◆ Angezeigter Abschnitt:
Der VW ID.3 ist noch keine zwei Jahre auf dem Markt und wird in Kürze schon kräftig überarbeitet. Im Rahmen eines großen Facelifts wird im Herbst zunächst der Innenraum des Elektroautos im wahrsten Sinne des Wortes aufgemöbelt. Edlere Bezugsstoffe und höherwertigere Kunststoffe sollen dafür sorgen, dass der „Volks“-Stromer sich von der Materialanmutung im Innenraum her deutlicher von einem Dacia aus dem Renault-Konzern unterscheidet. Und im Frühjahr 2023, so hören wir aus dem VW-Werk Zwickau, wird auch die Karosserie ein kräftiges Facelift bekommen – obwohl das Auto eigentlich kaum Zeit hatte, Falten anzusetzen.

◆ Aufgabe A: Wann soll die Karosserie des VW ID.3 laut dem Abschnitt über das Facelift überarbeitet werden?
Der Abschnitt und die Zeilen haben nichts miteinander zu tun.

◆ Erfasste Daten:
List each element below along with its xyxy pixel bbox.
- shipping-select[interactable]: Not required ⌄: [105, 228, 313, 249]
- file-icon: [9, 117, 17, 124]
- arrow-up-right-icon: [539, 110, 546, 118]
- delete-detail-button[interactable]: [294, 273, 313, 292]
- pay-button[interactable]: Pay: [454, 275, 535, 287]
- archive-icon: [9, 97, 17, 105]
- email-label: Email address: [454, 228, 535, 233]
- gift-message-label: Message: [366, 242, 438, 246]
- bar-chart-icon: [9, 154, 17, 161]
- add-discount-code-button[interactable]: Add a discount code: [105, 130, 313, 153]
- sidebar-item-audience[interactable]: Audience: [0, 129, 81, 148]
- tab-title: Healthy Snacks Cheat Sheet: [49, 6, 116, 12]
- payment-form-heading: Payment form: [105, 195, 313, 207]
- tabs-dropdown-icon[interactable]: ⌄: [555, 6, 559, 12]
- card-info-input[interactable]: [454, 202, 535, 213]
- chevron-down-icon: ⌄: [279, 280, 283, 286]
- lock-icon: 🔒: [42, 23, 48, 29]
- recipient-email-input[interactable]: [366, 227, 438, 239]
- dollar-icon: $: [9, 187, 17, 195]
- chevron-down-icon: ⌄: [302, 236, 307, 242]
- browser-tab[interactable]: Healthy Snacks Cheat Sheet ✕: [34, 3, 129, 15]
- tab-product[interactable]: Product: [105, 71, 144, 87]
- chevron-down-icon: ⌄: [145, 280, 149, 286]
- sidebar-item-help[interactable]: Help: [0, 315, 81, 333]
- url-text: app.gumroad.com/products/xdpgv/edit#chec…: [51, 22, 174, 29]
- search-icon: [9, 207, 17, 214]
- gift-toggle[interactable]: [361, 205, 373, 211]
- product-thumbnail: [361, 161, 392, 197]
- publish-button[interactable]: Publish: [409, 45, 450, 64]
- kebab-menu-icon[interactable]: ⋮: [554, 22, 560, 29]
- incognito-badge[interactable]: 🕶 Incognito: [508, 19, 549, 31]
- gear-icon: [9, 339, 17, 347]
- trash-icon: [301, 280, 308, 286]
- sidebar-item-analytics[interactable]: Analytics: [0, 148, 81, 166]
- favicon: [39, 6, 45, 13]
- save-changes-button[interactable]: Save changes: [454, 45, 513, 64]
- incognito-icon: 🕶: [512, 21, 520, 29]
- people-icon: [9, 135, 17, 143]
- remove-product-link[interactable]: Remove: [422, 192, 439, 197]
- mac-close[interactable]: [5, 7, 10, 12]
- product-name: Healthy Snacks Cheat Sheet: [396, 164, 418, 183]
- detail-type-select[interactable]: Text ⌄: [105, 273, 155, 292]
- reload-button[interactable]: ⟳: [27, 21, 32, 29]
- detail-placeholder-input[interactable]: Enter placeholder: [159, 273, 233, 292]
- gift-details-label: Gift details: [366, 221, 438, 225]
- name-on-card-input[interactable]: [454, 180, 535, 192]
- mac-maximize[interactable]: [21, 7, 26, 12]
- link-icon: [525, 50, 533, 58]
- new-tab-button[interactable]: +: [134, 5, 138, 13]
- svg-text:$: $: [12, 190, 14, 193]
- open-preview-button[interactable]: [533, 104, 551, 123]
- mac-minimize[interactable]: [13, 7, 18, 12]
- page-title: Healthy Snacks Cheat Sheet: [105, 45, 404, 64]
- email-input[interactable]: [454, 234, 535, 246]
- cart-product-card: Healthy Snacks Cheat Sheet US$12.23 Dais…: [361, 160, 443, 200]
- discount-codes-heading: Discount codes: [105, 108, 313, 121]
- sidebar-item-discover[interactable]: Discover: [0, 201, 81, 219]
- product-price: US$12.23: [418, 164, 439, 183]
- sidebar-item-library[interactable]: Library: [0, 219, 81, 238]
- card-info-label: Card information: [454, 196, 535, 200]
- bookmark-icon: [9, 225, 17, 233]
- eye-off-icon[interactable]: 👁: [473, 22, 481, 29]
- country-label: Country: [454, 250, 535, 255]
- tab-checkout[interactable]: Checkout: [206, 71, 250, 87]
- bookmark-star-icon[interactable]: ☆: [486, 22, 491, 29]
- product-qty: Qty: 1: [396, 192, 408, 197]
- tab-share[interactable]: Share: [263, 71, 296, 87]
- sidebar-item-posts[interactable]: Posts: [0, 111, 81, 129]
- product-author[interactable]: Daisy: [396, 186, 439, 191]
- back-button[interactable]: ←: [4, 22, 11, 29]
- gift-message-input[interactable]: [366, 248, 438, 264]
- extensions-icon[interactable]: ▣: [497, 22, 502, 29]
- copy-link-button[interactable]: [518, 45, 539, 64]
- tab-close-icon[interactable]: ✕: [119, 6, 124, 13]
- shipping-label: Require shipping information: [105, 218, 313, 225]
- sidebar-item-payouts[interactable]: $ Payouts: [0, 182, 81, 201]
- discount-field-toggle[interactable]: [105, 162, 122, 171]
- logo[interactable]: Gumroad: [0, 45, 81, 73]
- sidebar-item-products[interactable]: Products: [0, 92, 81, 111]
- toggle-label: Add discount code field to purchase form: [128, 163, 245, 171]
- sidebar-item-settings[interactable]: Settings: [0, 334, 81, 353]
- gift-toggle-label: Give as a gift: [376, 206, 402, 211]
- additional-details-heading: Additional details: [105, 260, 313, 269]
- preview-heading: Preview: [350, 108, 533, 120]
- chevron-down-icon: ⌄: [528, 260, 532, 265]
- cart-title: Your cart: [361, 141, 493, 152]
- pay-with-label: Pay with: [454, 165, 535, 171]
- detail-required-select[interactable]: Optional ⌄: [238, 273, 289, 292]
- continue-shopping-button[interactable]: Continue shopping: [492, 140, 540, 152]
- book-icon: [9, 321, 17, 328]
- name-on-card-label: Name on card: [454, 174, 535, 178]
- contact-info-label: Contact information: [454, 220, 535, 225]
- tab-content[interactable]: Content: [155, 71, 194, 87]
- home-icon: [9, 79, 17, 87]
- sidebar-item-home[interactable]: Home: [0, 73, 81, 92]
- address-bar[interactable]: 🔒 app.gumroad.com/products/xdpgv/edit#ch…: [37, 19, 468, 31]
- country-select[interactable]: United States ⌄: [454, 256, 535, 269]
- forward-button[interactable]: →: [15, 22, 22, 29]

◆ Aufgabe B: Gib die Zeilen unter dem Abschnitt unverändert aus, vom Anfang der Zeilen bis einschließlich der Zeile mit „- recipient-email-input[interactable]: [366, 227, 438, 239]“.

◆ Vollständige Ausgabe A: Im Frühjahr 2023.

◆ Vollständige Ausgabe B:
List each element below along with its xyxy pixel bbox.
- shipping-select[interactable]: Not required ⌄: [105, 228, 313, 249]
- file-icon: [9, 117, 17, 124]
- arrow-up-right-icon: [539, 110, 546, 118]
- delete-detail-button[interactable]: [294, 273, 313, 292]
- pay-button[interactable]: Pay: [454, 275, 535, 287]
- archive-icon: [9, 97, 17, 105]
- email-label: Email address: [454, 228, 535, 233]
- gift-message-label: Message: [366, 242, 438, 246]
- bar-chart-icon: [9, 154, 17, 161]
- add-discount-code-button[interactable]: Add a discount code: [105, 130, 313, 153]
- sidebar-item-audience[interactable]: Audience: [0, 129, 81, 148]
- tab-title: Healthy Snacks Cheat Sheet: [49, 6, 116, 12]
- payment-form-heading: Payment form: [105, 195, 313, 207]
- tabs-dropdown-icon[interactable]: ⌄: [555, 6, 559, 12]
- card-info-input[interactable]: [454, 202, 535, 213]
- chevron-down-icon: ⌄: [279, 280, 283, 286]
- lock-icon: 🔒: [42, 23, 48, 29]
- recipient-email-input[interactable]: [366, 227, 438, 239]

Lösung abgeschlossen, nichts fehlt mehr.